Task directions:
Pull out every line of the listing below where "this" appears.
__________________________________________________
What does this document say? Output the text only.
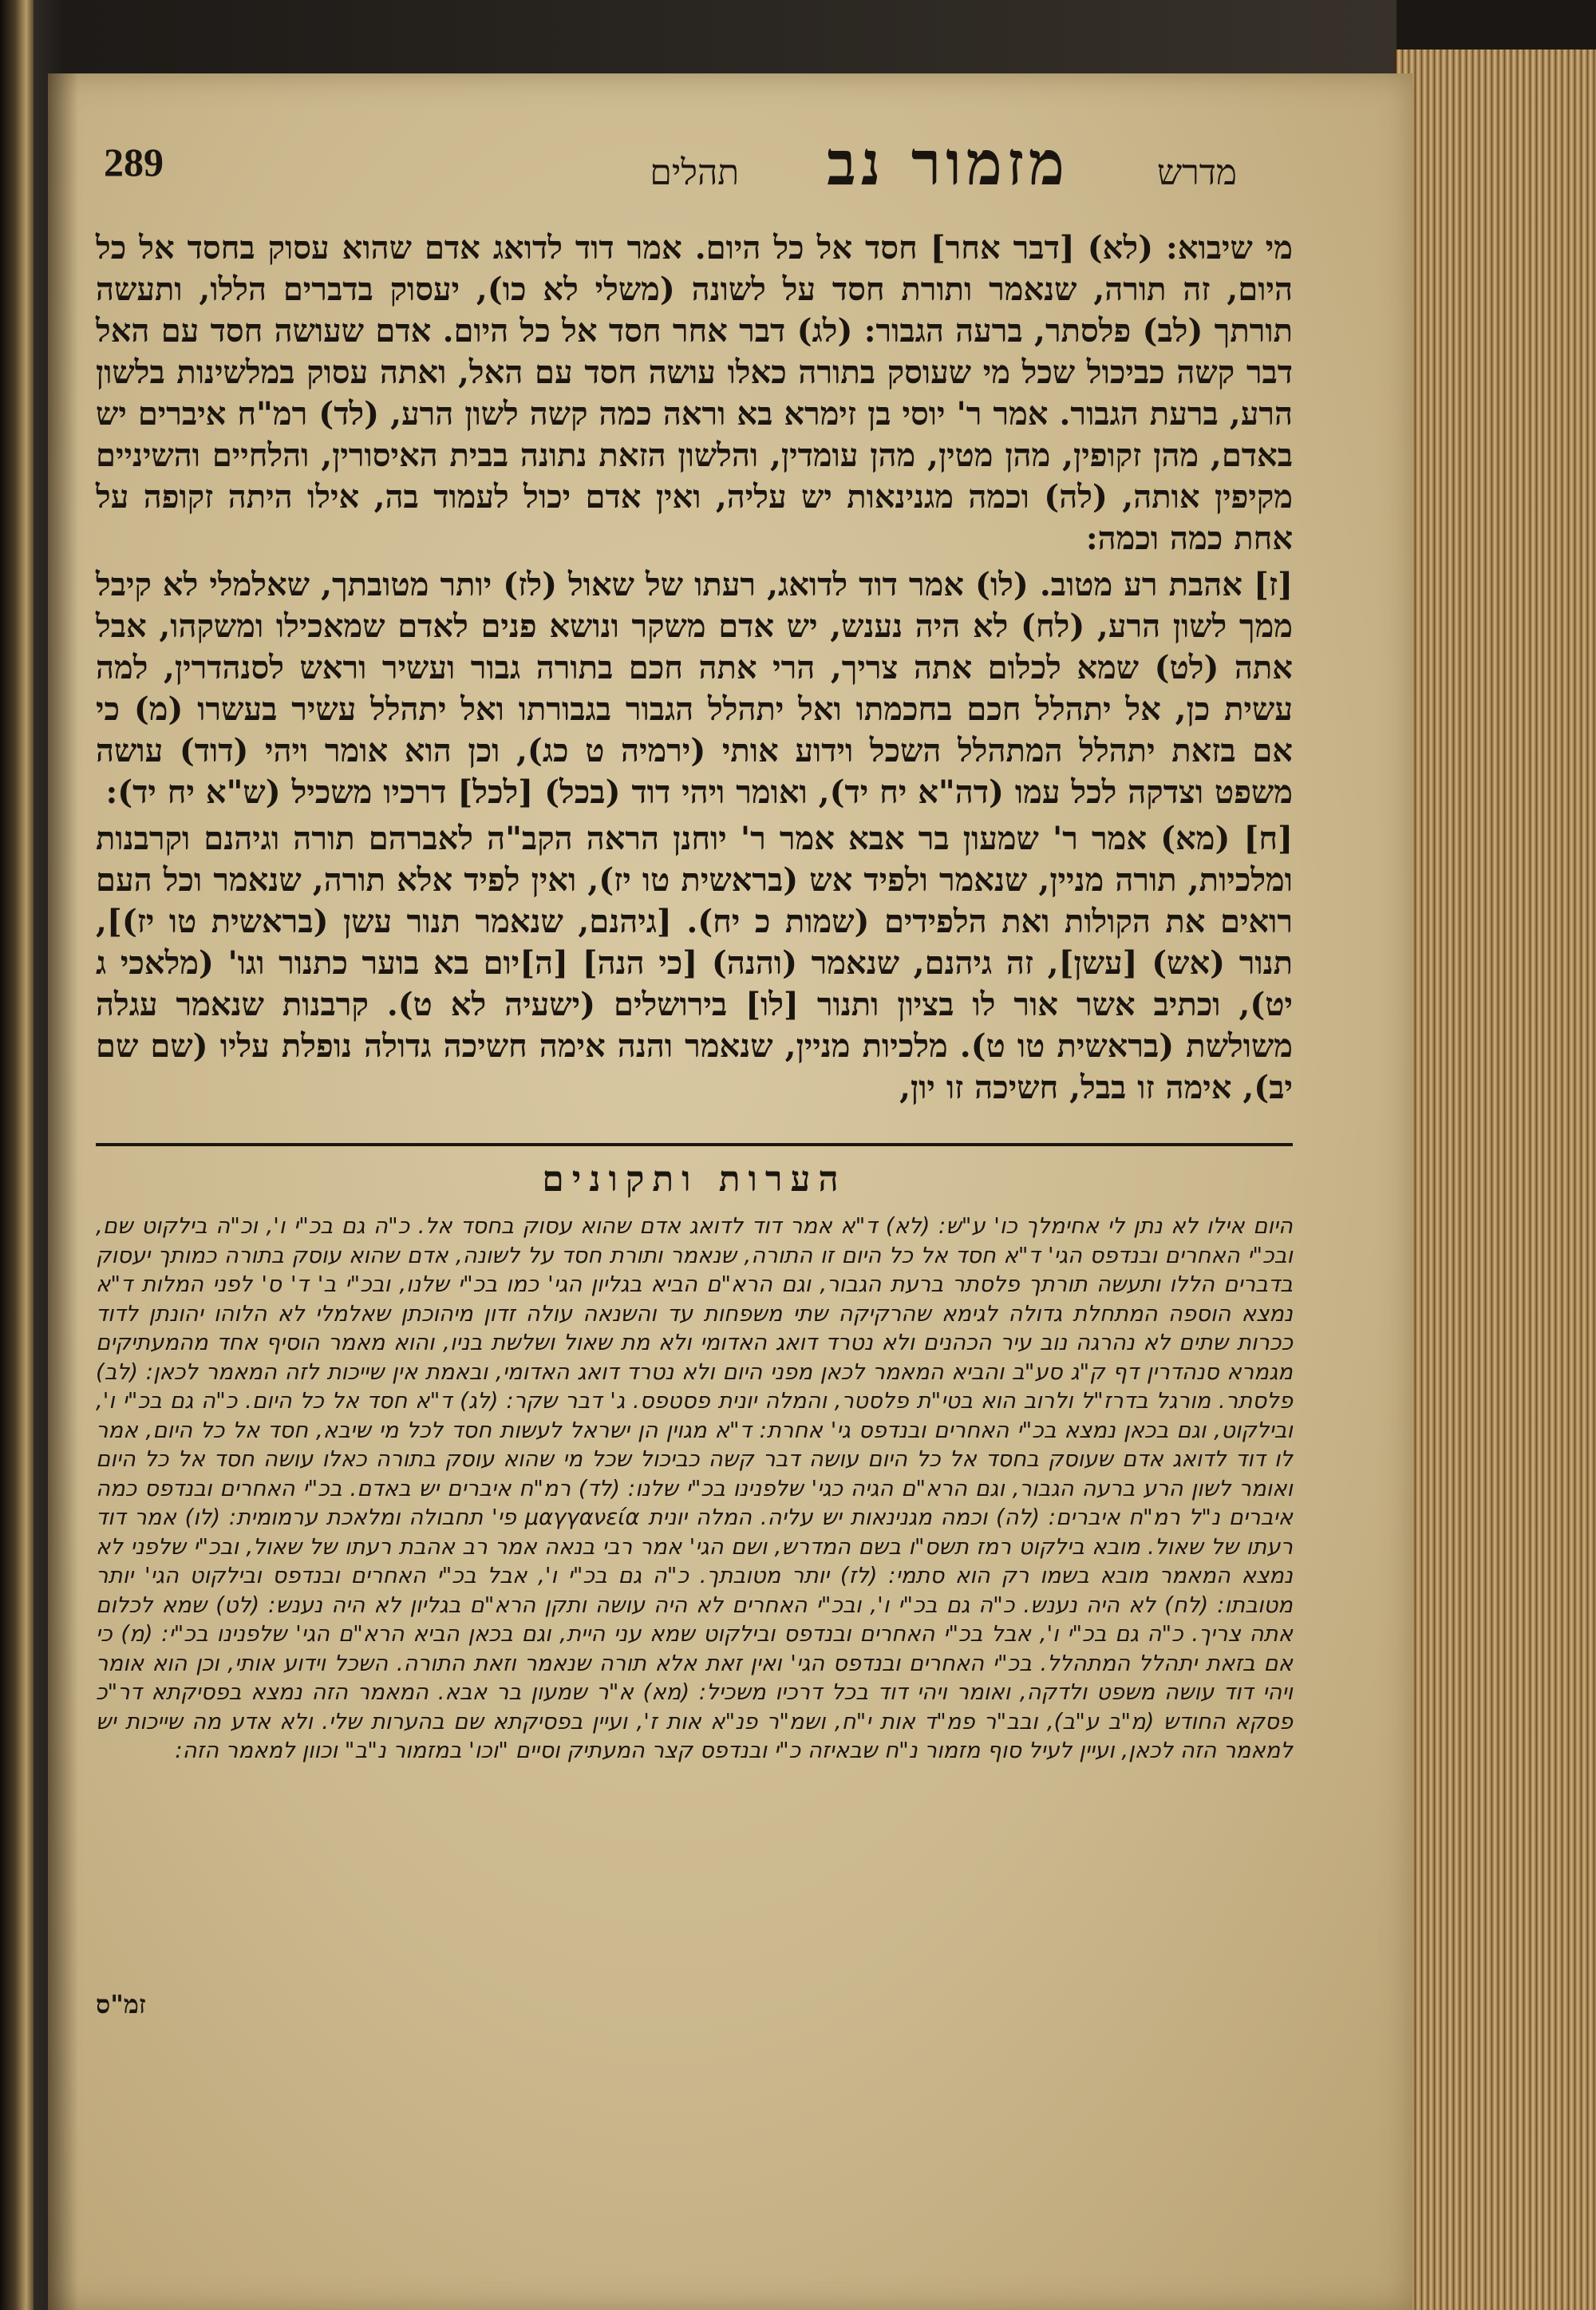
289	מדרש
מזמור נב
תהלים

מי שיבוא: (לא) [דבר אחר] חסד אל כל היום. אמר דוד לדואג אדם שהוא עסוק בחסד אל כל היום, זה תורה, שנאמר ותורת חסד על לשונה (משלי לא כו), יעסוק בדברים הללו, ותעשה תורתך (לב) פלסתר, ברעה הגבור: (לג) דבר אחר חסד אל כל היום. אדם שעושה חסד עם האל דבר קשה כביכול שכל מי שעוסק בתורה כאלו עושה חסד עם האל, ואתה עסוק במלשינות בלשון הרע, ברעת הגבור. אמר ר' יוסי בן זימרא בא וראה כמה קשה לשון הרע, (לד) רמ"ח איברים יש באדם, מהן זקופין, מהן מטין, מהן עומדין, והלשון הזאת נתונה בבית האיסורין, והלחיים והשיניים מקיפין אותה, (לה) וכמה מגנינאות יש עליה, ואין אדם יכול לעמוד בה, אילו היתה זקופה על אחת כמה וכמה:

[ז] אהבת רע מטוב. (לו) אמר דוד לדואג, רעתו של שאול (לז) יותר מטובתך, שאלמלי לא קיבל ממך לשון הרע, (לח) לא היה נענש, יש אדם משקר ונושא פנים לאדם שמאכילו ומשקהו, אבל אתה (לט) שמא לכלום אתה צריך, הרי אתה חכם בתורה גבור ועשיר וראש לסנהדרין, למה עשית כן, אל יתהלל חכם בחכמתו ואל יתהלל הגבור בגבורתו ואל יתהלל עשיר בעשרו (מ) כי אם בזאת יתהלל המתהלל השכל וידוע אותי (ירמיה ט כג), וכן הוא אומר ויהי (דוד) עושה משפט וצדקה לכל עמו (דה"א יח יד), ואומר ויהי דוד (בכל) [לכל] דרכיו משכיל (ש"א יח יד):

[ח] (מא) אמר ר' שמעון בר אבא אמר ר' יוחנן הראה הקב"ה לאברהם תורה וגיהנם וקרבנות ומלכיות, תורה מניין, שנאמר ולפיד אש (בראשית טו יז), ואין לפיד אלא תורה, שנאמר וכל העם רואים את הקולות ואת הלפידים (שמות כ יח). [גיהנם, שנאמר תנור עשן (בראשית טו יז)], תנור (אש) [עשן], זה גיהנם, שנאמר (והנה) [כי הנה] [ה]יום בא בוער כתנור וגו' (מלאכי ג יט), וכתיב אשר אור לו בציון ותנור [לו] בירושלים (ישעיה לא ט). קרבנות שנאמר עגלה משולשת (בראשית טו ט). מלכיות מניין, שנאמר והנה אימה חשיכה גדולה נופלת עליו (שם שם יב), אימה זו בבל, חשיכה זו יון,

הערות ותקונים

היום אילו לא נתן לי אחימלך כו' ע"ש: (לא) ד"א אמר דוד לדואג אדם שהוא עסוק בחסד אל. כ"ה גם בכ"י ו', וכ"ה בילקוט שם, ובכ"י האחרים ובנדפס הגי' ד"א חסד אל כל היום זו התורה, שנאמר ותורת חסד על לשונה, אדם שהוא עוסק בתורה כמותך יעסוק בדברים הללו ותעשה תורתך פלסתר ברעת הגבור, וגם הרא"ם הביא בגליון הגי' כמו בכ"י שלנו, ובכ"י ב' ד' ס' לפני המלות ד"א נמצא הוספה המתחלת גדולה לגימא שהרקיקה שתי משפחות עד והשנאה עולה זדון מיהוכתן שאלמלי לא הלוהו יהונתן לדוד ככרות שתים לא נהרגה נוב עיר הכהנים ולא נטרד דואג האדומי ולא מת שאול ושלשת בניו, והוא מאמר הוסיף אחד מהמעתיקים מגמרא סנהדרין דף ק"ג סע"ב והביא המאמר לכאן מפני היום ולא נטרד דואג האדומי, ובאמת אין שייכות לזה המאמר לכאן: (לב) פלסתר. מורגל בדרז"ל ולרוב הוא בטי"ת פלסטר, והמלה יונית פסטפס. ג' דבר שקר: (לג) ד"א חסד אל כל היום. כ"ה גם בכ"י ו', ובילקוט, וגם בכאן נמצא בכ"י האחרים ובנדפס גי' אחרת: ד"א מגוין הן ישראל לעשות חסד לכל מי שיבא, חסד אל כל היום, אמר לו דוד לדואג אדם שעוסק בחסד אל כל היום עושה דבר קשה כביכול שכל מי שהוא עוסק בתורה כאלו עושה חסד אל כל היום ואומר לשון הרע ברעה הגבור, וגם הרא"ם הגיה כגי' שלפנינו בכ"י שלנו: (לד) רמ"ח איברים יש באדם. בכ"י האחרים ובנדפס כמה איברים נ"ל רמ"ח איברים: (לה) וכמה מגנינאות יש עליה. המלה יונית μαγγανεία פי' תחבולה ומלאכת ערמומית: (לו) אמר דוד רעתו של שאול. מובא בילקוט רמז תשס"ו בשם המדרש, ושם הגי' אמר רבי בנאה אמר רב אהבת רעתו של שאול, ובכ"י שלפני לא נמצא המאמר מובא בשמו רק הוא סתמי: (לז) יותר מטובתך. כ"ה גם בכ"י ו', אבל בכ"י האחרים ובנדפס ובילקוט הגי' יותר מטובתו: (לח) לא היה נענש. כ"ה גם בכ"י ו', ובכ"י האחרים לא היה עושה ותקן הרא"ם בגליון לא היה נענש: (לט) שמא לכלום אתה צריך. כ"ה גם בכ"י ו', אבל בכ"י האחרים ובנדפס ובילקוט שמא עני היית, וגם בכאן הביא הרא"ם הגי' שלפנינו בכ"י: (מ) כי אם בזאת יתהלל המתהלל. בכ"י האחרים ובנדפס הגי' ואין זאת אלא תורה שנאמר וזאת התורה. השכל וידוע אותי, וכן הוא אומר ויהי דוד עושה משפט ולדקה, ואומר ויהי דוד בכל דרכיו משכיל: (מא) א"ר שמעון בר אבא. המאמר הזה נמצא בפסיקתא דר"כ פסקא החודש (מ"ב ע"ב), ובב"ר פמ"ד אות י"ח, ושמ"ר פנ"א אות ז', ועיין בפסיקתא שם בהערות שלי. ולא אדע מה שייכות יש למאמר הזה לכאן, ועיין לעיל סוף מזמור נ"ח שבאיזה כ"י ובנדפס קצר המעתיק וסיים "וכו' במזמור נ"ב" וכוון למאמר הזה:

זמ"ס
__________________________________________________
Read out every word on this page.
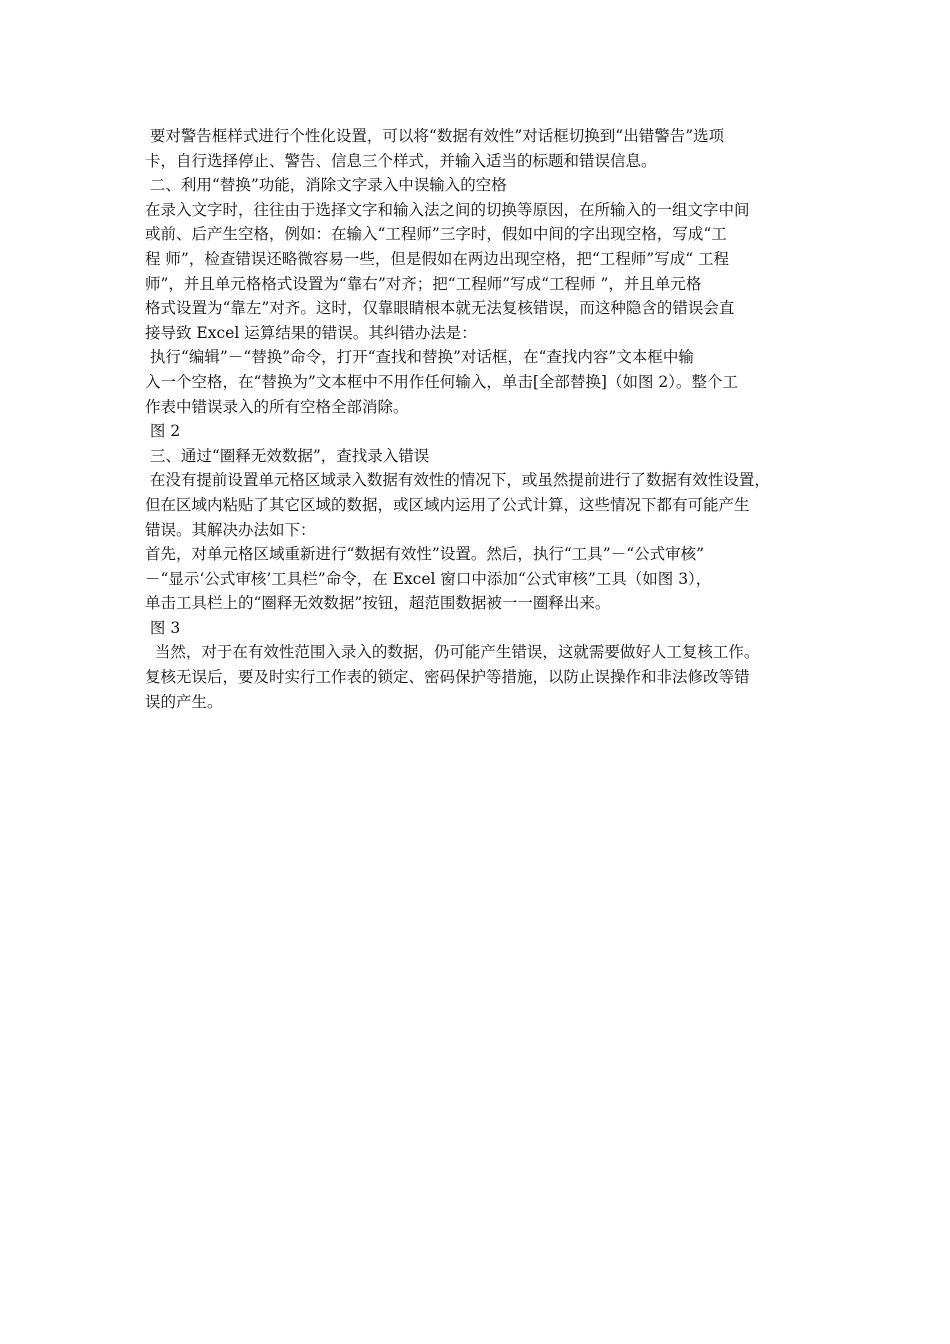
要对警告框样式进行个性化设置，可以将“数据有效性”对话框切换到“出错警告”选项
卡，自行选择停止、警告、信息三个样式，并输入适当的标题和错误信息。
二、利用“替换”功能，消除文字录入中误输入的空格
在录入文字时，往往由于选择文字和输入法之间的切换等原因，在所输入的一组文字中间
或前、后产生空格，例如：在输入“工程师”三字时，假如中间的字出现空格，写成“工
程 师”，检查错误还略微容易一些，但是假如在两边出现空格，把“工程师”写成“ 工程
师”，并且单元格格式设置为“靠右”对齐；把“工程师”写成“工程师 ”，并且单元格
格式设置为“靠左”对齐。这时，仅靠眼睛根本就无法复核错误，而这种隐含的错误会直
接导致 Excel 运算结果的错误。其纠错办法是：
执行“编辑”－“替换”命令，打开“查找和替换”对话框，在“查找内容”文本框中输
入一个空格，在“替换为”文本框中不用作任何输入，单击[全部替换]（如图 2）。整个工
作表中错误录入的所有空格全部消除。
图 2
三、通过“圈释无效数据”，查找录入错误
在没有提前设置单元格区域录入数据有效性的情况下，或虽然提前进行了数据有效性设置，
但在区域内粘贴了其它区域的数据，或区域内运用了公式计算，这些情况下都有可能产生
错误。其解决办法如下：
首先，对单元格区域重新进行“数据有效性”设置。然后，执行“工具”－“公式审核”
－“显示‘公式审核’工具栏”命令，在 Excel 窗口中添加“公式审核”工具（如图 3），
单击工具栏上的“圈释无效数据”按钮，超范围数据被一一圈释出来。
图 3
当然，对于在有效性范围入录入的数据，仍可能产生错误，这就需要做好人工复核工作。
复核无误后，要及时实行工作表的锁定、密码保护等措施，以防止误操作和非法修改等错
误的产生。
__________________________________________________
Result below:
What does this document say? Output the text only.
Read out every word on this page.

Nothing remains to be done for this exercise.